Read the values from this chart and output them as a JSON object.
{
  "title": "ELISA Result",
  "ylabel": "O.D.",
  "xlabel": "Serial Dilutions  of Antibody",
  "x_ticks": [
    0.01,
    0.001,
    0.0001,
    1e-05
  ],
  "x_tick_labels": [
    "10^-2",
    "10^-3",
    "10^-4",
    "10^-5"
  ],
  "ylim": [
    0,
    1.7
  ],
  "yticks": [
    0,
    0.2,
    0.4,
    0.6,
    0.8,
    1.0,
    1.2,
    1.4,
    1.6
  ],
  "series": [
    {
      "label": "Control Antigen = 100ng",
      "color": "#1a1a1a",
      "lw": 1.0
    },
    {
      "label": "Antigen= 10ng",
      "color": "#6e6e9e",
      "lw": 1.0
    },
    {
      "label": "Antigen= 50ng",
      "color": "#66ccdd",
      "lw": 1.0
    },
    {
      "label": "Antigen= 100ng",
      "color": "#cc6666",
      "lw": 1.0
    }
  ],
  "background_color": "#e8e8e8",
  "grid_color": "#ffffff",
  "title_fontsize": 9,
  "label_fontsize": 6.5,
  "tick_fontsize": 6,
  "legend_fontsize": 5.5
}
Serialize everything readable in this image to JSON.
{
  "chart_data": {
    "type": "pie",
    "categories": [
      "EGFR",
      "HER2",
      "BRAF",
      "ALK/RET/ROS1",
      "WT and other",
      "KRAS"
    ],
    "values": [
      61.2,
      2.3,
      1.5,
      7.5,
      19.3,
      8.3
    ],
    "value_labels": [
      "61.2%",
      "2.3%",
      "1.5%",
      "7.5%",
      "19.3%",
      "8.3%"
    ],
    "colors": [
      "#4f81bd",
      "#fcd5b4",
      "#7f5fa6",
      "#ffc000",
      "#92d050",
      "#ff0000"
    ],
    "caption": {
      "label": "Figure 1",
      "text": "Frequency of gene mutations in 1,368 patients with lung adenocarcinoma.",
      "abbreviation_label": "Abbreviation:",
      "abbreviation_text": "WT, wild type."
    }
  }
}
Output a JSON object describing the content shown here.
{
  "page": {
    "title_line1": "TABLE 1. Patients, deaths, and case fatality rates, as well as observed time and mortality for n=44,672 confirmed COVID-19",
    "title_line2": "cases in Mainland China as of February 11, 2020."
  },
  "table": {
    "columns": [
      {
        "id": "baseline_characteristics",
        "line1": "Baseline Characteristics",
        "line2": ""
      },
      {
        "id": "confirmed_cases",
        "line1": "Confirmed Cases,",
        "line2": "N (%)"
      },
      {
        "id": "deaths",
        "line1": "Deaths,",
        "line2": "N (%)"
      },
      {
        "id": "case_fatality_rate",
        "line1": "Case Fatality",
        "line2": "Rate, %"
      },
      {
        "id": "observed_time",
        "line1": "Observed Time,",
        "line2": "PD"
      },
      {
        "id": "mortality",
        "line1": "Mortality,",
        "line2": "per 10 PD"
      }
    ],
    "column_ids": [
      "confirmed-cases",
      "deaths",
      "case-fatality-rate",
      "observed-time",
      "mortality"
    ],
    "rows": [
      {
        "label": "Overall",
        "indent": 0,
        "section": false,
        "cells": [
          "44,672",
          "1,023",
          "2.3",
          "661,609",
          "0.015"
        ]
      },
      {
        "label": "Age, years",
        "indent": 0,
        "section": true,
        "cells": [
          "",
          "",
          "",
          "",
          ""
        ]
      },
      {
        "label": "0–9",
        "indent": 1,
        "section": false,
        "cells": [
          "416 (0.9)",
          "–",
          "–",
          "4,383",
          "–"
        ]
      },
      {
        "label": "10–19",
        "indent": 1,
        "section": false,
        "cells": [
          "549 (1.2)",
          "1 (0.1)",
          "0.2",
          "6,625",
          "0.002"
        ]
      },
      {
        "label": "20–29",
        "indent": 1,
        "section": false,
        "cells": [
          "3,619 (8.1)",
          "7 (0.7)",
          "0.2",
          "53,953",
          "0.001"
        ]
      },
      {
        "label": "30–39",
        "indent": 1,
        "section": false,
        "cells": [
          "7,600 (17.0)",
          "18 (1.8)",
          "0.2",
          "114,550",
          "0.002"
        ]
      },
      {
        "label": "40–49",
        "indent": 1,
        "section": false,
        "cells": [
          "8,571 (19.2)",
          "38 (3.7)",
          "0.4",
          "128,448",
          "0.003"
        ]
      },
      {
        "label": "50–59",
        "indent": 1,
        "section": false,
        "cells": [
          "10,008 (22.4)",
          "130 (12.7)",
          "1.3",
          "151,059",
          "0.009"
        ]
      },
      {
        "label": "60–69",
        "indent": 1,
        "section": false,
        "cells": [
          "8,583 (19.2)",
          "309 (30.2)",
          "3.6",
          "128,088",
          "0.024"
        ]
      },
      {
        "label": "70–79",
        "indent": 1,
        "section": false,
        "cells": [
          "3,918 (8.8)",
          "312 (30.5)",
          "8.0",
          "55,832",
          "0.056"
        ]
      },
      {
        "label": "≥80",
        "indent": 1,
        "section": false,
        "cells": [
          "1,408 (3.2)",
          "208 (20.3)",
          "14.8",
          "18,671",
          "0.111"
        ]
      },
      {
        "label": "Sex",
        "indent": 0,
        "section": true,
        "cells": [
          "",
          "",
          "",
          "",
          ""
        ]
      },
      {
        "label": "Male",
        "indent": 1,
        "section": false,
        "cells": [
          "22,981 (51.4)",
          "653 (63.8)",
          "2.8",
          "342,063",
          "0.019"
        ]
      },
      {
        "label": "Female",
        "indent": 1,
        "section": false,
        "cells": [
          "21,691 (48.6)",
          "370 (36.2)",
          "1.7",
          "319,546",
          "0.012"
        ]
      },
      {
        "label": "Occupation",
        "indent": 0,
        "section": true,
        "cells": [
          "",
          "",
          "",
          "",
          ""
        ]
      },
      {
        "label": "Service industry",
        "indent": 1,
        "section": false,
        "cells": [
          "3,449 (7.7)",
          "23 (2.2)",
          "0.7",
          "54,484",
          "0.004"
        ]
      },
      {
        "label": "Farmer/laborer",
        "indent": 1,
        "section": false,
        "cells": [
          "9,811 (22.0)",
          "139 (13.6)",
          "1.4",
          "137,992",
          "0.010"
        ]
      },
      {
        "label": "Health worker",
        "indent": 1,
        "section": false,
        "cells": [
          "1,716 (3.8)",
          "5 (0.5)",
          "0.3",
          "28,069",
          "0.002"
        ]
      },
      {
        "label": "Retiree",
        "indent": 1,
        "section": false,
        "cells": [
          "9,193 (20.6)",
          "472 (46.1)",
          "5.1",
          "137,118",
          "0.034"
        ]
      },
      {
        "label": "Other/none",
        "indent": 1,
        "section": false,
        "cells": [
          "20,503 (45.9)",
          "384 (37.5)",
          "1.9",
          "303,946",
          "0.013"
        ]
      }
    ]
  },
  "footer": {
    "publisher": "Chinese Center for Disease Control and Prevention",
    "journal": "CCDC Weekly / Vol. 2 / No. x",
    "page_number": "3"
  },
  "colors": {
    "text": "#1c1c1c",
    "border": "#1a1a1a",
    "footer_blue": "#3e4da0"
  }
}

- _What this task involves_:
Collect every line from the records above that contains the word "Antigen".

- _Your response_:
      "label": "Control Antigen = 100ng",
      "label": "Antigen= 10ng",
      "label": "Antigen= 50ng",
      "label": "Antigen= 100ng",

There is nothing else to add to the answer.